▶ [GOAL]
Search the records for "JSON" and copy each line that holds it.

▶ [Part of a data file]

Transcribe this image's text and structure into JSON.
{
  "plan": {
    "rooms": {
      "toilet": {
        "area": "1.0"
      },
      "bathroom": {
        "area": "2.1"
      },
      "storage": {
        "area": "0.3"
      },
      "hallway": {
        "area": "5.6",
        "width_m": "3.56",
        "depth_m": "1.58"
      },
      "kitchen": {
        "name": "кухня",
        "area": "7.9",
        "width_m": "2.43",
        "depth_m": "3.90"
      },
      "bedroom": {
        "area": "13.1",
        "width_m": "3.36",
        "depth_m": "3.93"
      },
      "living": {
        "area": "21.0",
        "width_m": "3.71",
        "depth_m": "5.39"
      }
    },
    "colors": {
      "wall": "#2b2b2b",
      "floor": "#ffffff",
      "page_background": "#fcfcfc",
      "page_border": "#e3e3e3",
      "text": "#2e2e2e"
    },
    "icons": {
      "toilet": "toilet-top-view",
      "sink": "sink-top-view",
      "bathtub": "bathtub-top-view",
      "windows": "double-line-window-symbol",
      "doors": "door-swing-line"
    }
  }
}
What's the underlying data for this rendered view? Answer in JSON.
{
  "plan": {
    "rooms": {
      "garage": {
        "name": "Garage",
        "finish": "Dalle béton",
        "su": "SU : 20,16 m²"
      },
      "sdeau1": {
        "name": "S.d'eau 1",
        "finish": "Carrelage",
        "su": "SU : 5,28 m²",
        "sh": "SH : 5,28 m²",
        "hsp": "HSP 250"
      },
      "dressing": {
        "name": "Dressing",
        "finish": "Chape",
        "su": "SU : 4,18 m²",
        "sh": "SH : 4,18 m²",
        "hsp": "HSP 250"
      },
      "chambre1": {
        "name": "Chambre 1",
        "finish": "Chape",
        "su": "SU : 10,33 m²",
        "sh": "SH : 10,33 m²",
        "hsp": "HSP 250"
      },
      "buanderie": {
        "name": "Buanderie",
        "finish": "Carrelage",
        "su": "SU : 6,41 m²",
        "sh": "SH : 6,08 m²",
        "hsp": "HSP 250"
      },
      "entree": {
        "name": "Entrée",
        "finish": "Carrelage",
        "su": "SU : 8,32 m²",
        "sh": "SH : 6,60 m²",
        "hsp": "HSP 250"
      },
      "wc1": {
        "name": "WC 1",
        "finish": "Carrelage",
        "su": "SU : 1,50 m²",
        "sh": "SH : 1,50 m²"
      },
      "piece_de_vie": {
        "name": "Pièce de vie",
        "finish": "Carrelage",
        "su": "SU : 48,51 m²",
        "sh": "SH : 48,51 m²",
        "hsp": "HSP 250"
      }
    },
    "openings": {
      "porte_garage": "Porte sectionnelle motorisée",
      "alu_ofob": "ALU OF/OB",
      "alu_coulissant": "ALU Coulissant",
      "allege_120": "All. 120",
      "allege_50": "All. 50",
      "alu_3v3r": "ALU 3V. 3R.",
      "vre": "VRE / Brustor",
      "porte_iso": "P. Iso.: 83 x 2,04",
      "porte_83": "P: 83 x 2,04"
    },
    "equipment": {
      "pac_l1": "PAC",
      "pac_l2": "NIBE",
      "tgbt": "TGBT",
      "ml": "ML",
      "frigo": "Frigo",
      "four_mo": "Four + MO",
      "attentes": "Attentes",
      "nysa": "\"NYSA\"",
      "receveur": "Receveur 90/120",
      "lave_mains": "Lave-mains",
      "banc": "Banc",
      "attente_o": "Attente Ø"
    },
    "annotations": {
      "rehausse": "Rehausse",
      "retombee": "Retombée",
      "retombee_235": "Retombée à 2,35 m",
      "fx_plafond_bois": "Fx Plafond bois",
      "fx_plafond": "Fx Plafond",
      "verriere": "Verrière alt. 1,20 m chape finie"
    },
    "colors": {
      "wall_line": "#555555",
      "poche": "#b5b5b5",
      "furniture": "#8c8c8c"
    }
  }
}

▶ [OUTPUT FOR THIS TASK]
Transcribe this image's text and structure into JSON.
What's the underlying data for this rendered view? Answer in JSON.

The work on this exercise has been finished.